● Records provided:
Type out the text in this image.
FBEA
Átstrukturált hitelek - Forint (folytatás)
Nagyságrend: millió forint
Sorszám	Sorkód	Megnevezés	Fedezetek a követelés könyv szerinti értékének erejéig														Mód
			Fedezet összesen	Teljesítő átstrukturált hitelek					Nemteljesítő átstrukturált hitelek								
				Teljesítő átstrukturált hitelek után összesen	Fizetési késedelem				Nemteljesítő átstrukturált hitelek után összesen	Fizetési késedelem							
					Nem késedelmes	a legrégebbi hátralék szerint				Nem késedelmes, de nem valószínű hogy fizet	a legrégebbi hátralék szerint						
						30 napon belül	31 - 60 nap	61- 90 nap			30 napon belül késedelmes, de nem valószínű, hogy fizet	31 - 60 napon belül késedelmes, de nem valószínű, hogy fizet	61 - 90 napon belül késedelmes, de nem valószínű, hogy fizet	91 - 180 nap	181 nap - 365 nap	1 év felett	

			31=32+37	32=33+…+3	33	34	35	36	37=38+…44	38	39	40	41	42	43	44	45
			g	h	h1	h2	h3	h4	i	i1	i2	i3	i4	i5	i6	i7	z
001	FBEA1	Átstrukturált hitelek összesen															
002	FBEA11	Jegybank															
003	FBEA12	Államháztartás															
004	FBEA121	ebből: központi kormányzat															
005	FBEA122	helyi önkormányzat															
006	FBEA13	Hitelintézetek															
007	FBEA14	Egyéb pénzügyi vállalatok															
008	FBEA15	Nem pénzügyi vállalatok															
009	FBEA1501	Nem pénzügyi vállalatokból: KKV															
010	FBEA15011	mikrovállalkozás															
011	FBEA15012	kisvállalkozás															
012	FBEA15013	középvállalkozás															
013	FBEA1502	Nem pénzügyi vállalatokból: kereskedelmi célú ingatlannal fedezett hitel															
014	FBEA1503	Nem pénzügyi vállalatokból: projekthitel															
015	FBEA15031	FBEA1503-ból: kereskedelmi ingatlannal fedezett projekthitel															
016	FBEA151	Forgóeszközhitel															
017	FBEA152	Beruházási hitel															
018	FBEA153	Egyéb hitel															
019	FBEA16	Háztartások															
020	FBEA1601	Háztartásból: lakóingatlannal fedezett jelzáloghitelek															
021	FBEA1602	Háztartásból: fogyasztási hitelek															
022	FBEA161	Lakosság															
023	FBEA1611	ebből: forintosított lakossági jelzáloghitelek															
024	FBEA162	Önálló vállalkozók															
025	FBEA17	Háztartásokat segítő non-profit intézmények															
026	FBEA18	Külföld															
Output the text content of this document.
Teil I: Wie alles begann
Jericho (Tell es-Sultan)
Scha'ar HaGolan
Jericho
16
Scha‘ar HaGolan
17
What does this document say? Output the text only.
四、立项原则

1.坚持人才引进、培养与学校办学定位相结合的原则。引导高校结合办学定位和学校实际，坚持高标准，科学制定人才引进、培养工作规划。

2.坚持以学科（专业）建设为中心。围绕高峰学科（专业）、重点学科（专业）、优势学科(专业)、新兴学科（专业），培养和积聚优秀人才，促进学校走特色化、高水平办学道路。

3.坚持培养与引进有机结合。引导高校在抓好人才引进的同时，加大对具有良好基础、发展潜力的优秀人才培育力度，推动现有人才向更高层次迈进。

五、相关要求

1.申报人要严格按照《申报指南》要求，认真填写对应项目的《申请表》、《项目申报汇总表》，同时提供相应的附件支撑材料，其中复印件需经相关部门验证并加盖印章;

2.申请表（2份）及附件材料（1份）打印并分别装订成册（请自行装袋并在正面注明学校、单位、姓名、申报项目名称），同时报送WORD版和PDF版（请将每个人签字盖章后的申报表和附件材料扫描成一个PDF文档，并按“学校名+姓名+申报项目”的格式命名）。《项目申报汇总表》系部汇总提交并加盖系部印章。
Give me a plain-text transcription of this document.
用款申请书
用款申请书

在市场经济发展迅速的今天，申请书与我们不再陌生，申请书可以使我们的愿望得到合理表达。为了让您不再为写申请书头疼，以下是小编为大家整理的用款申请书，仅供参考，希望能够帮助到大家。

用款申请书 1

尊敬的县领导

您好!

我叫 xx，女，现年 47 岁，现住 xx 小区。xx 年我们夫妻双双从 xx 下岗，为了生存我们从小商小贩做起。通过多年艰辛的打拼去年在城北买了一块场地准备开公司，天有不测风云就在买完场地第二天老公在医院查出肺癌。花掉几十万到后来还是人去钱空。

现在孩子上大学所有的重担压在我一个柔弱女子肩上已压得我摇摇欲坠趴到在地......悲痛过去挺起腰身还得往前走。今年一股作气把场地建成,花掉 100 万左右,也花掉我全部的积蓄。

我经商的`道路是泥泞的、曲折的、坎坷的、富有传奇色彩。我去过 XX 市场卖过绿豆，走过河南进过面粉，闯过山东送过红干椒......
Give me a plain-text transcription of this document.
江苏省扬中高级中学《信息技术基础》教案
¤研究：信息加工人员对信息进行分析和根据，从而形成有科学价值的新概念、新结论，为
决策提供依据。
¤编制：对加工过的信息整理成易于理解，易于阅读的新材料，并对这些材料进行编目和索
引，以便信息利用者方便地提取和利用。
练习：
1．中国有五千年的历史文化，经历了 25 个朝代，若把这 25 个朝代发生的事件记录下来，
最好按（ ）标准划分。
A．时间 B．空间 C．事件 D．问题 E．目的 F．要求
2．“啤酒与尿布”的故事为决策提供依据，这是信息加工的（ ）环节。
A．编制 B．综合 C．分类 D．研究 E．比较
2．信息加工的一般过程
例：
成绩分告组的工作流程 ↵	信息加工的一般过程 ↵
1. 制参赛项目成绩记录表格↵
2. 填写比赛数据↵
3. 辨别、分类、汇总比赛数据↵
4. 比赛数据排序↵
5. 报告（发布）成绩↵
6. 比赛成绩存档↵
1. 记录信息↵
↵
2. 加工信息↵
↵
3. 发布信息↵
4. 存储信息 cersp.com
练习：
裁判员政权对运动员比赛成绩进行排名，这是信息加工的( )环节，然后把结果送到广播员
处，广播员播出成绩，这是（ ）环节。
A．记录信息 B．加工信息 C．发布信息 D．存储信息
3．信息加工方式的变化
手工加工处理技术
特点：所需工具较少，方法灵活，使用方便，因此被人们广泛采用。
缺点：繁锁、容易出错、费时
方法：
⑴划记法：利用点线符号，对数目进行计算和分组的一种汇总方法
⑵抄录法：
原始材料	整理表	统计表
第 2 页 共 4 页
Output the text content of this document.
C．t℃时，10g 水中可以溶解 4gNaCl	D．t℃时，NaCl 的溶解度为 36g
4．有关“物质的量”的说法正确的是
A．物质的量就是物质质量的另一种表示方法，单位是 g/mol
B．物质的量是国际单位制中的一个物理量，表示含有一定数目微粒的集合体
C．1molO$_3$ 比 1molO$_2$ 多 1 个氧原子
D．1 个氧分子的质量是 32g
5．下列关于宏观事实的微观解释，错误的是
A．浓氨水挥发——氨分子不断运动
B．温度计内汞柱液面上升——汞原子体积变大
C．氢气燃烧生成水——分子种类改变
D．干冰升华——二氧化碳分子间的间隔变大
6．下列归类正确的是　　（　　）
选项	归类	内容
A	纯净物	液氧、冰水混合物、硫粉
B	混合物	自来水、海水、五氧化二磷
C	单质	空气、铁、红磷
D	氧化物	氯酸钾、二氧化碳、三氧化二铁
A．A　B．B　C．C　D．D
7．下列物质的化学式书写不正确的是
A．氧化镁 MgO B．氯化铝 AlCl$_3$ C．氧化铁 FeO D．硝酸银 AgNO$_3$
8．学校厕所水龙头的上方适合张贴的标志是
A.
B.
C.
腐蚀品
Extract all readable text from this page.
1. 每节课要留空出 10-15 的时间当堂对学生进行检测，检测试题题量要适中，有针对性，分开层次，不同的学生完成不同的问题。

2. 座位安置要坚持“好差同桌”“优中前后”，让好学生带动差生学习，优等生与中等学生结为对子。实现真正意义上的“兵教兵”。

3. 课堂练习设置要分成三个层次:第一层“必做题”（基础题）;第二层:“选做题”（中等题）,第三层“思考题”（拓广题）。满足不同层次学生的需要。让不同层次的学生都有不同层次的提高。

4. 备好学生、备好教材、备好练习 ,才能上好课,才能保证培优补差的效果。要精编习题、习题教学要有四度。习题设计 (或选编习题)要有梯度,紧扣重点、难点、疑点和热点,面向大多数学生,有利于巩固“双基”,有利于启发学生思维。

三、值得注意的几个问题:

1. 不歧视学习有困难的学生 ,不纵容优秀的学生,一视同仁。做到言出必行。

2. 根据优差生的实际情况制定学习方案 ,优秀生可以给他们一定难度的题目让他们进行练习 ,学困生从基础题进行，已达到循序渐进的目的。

● Given task: Give back exactly the lines beginning at the one with "Extract all readable text from this page." and ending at the final line of the material; both boundary lines belong in it.

● Answer to the problem:
Extract all readable text from this page.
1. 每节课要留空出 10-15 的时间当堂对学生进行检测，检测试题题量要适中，有针对性，分开层次，不同的学生完成不同的问题。

2. 座位安置要坚持“好差同桌”“优中前后”，让好学生带动差生学习，优等生与中等学生结为对子。实现真正意义上的“兵教兵”。

3. 课堂练习设置要分成三个层次:第一层“必做题”（基础题）;第二层:“选做题”（中等题）,第三层“思考题”（拓广题）。满足不同层次学生的需要。让不同层次的学生都有不同层次的提高。

4. 备好学生、备好教材、备好练习 ,才能上好课,才能保证培优补差的效果。要精编习题、习题教学要有四度。习题设计 (或选编习题)要有梯度,紧扣重点、难点、疑点和热点,面向大多数学生,有利于巩固“双基”,有利于启发学生思维。

三、值得注意的几个问题:

1. 不歧视学习有困难的学生 ,不纵容优秀的学生,一视同仁。做到言出必行。

2. 根据优差生的实际情况制定学习方案 ,优秀生可以给他们一定难度的题目让他们进行练习 ,学困生从基础题进行，已达到循序渐进的目的。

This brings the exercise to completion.